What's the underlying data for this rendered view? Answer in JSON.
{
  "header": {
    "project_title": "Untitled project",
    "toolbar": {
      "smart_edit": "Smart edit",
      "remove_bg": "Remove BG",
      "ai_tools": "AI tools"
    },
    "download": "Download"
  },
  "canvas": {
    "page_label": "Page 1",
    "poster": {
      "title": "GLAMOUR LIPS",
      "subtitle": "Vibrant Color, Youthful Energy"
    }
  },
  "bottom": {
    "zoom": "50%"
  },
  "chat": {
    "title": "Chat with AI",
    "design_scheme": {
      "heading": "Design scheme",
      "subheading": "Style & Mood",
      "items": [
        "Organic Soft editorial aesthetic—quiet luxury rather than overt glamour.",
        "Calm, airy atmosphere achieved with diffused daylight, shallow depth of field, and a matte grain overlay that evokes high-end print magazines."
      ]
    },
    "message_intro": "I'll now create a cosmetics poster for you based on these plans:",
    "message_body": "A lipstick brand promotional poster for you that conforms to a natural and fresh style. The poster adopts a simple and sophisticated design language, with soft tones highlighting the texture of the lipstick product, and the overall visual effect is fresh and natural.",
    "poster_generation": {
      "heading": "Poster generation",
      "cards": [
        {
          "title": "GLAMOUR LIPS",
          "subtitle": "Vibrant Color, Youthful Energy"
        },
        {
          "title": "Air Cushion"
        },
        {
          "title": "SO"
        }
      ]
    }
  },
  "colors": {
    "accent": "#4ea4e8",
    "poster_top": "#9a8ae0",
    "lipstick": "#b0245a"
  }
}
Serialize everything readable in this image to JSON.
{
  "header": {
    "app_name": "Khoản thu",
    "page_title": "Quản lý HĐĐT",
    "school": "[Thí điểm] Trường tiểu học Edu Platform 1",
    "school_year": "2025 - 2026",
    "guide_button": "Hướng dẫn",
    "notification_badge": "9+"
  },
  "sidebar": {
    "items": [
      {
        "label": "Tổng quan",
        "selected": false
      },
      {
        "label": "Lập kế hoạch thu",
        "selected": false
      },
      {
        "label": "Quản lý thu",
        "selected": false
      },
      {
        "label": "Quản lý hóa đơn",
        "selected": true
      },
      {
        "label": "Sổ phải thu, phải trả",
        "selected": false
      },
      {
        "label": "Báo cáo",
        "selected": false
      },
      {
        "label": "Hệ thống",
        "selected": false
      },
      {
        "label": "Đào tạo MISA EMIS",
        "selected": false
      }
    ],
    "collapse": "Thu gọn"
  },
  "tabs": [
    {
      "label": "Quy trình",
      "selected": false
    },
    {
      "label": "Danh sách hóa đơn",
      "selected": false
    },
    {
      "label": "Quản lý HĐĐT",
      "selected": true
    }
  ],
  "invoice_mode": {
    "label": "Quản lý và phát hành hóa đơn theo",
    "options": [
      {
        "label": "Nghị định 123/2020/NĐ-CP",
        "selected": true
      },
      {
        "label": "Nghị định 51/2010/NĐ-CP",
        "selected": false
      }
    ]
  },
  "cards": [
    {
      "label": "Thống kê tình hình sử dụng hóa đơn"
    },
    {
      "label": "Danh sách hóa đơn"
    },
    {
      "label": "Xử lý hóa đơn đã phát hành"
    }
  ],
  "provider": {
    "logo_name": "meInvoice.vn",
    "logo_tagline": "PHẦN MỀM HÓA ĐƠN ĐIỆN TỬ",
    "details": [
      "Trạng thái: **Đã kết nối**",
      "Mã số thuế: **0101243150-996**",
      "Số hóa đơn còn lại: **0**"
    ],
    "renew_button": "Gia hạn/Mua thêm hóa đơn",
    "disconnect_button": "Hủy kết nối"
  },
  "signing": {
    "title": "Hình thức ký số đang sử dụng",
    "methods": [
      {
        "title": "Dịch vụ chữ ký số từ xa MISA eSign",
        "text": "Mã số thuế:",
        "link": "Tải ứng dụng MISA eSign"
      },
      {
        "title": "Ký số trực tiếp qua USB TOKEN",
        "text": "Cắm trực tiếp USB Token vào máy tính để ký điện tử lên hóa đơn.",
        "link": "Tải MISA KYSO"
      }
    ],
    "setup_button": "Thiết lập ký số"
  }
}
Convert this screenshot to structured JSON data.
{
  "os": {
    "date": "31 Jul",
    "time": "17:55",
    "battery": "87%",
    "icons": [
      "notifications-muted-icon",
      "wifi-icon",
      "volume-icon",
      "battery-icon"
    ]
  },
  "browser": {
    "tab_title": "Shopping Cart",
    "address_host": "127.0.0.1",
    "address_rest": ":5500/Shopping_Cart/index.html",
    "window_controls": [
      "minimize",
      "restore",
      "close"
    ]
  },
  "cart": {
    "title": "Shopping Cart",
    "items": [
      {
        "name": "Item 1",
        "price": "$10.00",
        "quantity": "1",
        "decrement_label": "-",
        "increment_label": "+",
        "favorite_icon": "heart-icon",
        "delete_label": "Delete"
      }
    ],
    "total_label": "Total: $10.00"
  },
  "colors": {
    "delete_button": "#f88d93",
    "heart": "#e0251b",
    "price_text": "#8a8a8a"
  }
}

▶ What is being asked
Each line of the material above either contains the word "MISA" or does not; state how many do, and nothing else.

▶ Task response
4